STATED TASK: Each entry in the listing below should be restated word for word.

EXERCISE INPUTS:
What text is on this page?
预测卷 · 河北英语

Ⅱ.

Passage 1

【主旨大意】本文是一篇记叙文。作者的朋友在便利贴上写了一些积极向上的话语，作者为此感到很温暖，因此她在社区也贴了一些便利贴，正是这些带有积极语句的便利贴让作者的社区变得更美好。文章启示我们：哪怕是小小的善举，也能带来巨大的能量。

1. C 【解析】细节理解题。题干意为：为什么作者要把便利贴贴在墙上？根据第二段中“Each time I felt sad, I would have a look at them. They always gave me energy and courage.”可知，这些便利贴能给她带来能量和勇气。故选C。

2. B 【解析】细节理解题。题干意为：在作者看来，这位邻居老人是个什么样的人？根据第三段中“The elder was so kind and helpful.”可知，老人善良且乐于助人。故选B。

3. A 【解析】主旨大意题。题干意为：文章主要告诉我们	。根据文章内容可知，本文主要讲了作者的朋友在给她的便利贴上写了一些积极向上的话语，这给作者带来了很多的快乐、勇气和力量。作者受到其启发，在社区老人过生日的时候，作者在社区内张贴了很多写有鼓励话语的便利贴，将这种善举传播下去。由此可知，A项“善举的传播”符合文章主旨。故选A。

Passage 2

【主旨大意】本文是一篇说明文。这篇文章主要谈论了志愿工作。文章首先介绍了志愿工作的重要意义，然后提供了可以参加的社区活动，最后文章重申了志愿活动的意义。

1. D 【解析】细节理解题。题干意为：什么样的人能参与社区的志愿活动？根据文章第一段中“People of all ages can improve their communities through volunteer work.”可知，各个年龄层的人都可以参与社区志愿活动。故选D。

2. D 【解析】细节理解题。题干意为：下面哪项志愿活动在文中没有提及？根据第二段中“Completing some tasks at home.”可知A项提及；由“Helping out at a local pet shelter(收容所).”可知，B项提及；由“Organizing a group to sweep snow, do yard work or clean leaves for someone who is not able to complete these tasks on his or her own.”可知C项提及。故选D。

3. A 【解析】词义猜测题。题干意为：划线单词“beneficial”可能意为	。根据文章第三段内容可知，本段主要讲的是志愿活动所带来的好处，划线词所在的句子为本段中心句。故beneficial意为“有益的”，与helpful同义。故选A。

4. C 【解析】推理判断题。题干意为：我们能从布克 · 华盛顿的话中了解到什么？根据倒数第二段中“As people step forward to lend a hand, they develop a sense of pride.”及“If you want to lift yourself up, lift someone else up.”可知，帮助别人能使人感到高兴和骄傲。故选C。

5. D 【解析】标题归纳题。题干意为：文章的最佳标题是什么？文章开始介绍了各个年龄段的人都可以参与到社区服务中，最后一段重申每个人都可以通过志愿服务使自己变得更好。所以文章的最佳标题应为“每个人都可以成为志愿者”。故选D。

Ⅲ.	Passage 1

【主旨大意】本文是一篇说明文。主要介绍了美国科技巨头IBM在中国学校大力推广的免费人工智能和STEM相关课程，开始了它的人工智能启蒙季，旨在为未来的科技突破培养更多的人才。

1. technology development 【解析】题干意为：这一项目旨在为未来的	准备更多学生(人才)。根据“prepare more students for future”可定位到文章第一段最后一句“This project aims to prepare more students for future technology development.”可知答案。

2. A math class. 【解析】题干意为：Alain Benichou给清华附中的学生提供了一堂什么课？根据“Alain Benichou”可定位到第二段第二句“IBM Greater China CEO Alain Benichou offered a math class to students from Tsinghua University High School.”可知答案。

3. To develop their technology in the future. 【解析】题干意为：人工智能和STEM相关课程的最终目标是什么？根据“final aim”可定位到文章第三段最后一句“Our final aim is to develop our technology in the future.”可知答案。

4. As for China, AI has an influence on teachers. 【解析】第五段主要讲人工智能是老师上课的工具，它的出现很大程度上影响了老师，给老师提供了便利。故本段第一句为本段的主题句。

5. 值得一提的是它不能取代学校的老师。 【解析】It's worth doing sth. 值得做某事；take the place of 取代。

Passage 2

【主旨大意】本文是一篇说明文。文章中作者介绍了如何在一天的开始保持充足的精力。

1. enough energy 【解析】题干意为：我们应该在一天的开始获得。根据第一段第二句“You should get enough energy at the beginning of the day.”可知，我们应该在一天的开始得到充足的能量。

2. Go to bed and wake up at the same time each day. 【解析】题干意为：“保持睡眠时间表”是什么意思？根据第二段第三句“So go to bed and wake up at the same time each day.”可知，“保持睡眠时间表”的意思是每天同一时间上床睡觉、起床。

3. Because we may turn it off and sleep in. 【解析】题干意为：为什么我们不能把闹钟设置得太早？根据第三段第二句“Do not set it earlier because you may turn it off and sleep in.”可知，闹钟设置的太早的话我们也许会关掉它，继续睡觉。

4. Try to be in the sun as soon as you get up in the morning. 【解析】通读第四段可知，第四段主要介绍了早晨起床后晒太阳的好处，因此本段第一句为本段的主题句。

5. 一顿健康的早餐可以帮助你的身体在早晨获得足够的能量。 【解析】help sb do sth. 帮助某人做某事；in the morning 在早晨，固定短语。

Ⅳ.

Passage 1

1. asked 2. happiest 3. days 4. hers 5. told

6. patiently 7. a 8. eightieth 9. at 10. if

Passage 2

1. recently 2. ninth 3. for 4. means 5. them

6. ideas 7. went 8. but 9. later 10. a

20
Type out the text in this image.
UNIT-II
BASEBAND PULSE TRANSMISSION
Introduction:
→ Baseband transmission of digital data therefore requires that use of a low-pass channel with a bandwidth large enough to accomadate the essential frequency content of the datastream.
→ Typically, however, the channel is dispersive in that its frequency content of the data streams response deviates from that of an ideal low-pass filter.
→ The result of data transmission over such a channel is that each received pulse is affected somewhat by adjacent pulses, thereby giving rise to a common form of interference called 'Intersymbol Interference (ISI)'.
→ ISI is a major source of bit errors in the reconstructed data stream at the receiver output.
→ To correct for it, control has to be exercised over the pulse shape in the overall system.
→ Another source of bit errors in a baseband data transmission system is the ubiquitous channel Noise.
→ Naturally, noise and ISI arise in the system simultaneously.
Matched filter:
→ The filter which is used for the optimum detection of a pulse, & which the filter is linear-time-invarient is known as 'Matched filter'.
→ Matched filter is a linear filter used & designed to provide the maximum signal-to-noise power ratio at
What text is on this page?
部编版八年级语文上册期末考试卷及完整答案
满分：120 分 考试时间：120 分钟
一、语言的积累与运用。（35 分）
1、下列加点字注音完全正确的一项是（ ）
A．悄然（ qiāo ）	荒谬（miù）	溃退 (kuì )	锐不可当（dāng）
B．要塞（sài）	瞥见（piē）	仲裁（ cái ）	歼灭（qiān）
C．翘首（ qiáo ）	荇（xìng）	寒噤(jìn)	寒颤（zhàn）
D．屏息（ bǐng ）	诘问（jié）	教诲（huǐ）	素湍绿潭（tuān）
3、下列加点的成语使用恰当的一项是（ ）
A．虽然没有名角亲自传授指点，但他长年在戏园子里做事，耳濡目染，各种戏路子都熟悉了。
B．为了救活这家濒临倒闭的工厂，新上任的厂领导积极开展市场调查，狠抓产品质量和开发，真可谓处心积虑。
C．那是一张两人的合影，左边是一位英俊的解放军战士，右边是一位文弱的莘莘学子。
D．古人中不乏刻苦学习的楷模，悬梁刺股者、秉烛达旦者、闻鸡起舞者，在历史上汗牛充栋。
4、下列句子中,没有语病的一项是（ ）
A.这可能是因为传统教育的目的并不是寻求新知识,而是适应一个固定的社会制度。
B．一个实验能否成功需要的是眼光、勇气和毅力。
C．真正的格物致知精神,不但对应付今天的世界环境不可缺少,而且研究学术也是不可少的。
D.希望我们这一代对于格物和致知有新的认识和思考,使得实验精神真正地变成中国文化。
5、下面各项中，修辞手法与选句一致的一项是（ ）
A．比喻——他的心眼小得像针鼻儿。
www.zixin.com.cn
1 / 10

RESULT OF THE EXERCISE:
What text is on this page?
预测卷 · 河北英语

Ⅱ.

Passage 1

【主旨大意】本文是一篇记叙文。作者的朋友在便利贴上写了一些积极向上的话语，作者为此感到很温暖，因此她在社区也贴了一些便利贴，正是这些带有积极语句的便利贴让作者的社区变得更美好。文章启示我们：哪怕是小小的善举，也能带来巨大的能量。

1. C 【解析】细节理解题。题干意为：为什么作者要把便利贴贴在墙上？根据第二段中“Each time I felt sad, I would have a look at them. They always gave me energy and courage.”可知，这些便利贴能给她带来能量和勇气。故选C。

2. B 【解析】细节理解题。题干意为：在作者看来，这位邻居老人是个什么样的人？根据第三段中“The elder was so kind and helpful.”可知，老人善良且乐于助人。故选B。

3. A 【解析】主旨大意题。题干意为：文章主要告诉我们	。根据文章内容可知，本文主要讲了作者的朋友在给她的便利贴上写了一些积极向上的话语，这给作者带来了很多的快乐、勇气和力量。作者受到其启发，在社区老人过生日的时候，作者在社区内张贴了很多写有鼓励话语的便利贴，将这种善举传播下去。由此可知，A项“善举的传播”符合文章主旨。故选A。

Passage 2

【主旨大意】本文是一篇说明文。这篇文章主要谈论了志愿工作。文章首先介绍了志愿工作的重要意义，然后提供了可以参加的社区活动，最后文章重申了志愿活动的意义。

1. D 【解析】细节理解题。题干意为：什么样的人能参与社区的志愿活动？根据文章第一段中“People of all ages can improve their communities through volunteer work.”可知，各个年龄层的人都可以参与社区志愿活动。故选D。

2. D 【解析】细节理解题。题干意为：下面哪项志愿活动在文中没有提及？根据第二段中“Completing some tasks at home.”可知A项提及；由“Helping out at a local pet shelter(收容所).”可知，B项提及；由“Organizing a group to sweep snow, do yard work or clean leaves for someone who is not able to complete these tasks on his or her own.”可知C项提及。故选D。

3. A 【解析】词义猜测题。题干意为：划线单词“beneficial”可能意为	。根据文章第三段内容可知，本段主要讲的是志愿活动所带来的好处，划线词所在的句子为本段中心句。故beneficial意为“有益的”，与helpful同义。故选A。

4. C 【解析】推理判断题。题干意为：我们能从布克 · 华盛顿的话中了解到什么？根据倒数第二段中“As people step forward to lend a hand, they develop a sense of pride.”及“If you want to lift yourself up, lift someone else up.”可知，帮助别人能使人感到高兴和骄傲。故选C。

5. D 【解析】标题归纳题。题干意为：文章的最佳标题是什么？文章开始介绍了各个年龄段的人都可以参与到社区服务中，最后一段重申每个人都可以通过志愿服务使自己变得更好。所以文章的最佳标题应为“每个人都可以成为志愿者”。故选D。

Ⅲ.	Passage 1

【主旨大意】本文是一篇说明文。主要介绍了美国科技巨头IBM在中国学校大力推广的免费人工智能和STEM相关课程，开始了它的人工智能启蒙季，旨在为未来的科技突破培养更多的人才。

1. technology development 【解析】题干意为：这一项目旨在为未来的	准备更多学生(人才)。根据“prepare more students for future”可定位到文章第一段最后一句“This project aims to prepare more students for future technology development.”可知答案。

2. A math class. 【解析】题干意为：Alain Benichou给清华附中的学生提供了一堂什么课？根据“Alain Benichou”可定位到第二段第二句“IBM Greater China CEO Alain Benichou offered a math class to students from Tsinghua University High School.”可知答案。

3. To develop their technology in the future. 【解析】题干意为：人工智能和STEM相关课程的最终目标是什么？根据“final aim”可定位到文章第三段最后一句“Our final aim is to develop our technology in the future.”可知答案。

4. As for China, AI has an influence on teachers. 【解析】第五段主要讲人工智能是老师上课的工具，它的出现很大程度上影响了老师，给老师提供了便利。故本段第一句为本段的主题句。

5. 值得一提的是它不能取代学校的老师。 【解析】It's worth doing sth. 值得做某事；take the place of 取代。

Passage 2

【主旨大意】本文是一篇说明文。文章中作者介绍了如何在一天的开始保持充足的精力。

1. enough energy 【解析】题干意为：我们应该在一天的开始获得。根据第一段第二句“You should get enough energy at the beginning of the day.”可知，我们应该在一天的开始得到充足的能量。

2. Go to bed and wake up at the same time each day. 【解析】题干意为：“保持睡眠时间表”是什么意思？根据第二段第三句“So go to bed and wake up at the same time each day.”可知，“保持睡眠时间表”的意思是每天同一时间上床睡觉、起床。

3. Because we may turn it off and sleep in. 【解析】题干意为：为什么我们不能把闹钟设置得太早？根据第三段第二句“Do not set it earlier because you may turn it off and sleep in.”可知，闹钟设置的太早的话我们也许会关掉它，继续睡觉。

4. Try to be in the sun as soon as you get up in the morning. 【解析】通读第四段可知，第四段主要介绍了早晨起床后晒太阳的好处，因此本段第一句为本段的主题句。

5. 一顿健康的早餐可以帮助你的身体在早晨获得足够的能量。 【解析】help sb do sth. 帮助某人做某事；in the morning 在早晨，固定短语。

Ⅳ.

Passage 1

1. asked 2. happiest 3. days 4. hers 5. told

6. patiently 7. a 8. eightieth 9. at 10. if

Passage 2

1. recently 2. ninth 3. for 4. means 5. them

6. ideas 7. went 8. but 9. later 10. a

20
Type out the text in this image.
UNIT-II
BASEBAND PULSE TRANSMISSION
Introduction:
→ Baseband transmission of digital data therefore requires that use of a low-pass channel with a bandwidth large enough to accomadate the essential frequency content of the datastream.
→ Typically, however, the channel is dispersive in that its frequency content of the data streams response deviates from that of an ideal low-pass filter.
→ The result of data transmission over such a channel is that each received pulse is affected somewhat by adjacent pulses, thereby giving rise to a common form of interference called 'Intersymbol Interference (ISI)'.
→ ISI is a major source of bit errors in the reconstructed data stream at the receiver output.
→ To correct for it, control has to be exercised over the pulse shape in the overall system.
→ Another source of bit errors in a baseband data transmission system is the ubiquitous channel Noise.
→ Naturally, noise and ISI arise in the system simultaneously.
Matched filter:
→ The filter which is used for the optimum detection of a pulse, & which the filter is linear-time-invarient is known as 'Matched filter'.
→ Matched filter is a linear filter used & designed to provide the maximum signal-to-noise power ratio at
What text is on this page?
部编版八年级语文上册期末考试卷及完整答案
满分：120 分 考试时间：120 分钟
一、语言的积累与运用。（35 分）
1、下列加点字注音完全正确的一项是（ ）
A．悄然（ qiāo ）	荒谬（miù）	溃退 (kuì )	锐不可当（dāng）
B．要塞（sài）	瞥见（piē）	仲裁（ cái ）	歼灭（qiān）
C．翘首（ qiáo ）	荇（xìng）	寒噤(jìn)	寒颤（zhàn）
D．屏息（ bǐng ）	诘问（jié）	教诲（huǐ）	素湍绿潭（tuān）
3、下列加点的成语使用恰当的一项是（ ）
A．虽然没有名角亲自传授指点，但他长年在戏园子里做事，耳濡目染，各种戏路子都熟悉了。
B．为了救活这家濒临倒闭的工厂，新上任的厂领导积极开展市场调查，狠抓产品质量和开发，真可谓处心积虑。
C．那是一张两人的合影，左边是一位英俊的解放军战士，右边是一位文弱的莘莘学子。
D．古人中不乏刻苦学习的楷模，悬梁刺股者、秉烛达旦者、闻鸡起舞者，在历史上汗牛充栋。
4、下列句子中,没有语病的一项是（ ）
A.这可能是因为传统教育的目的并不是寻求新知识,而是适应一个固定的社会制度。
B．一个实验能否成功需要的是眼光、勇气和毅力。
C．真正的格物致知精神,不但对应付今天的世界环境不可缺少,而且研究学术也是不可少的。
D.希望我们这一代对于格物和致知有新的认识和思考,使得实验精神真正地变成中国文化。
5、下面各项中，修辞手法与选句一致的一项是（ ）
A．比喻——他的心眼小得像针鼻儿。
www.zixin.com.cn
1 / 10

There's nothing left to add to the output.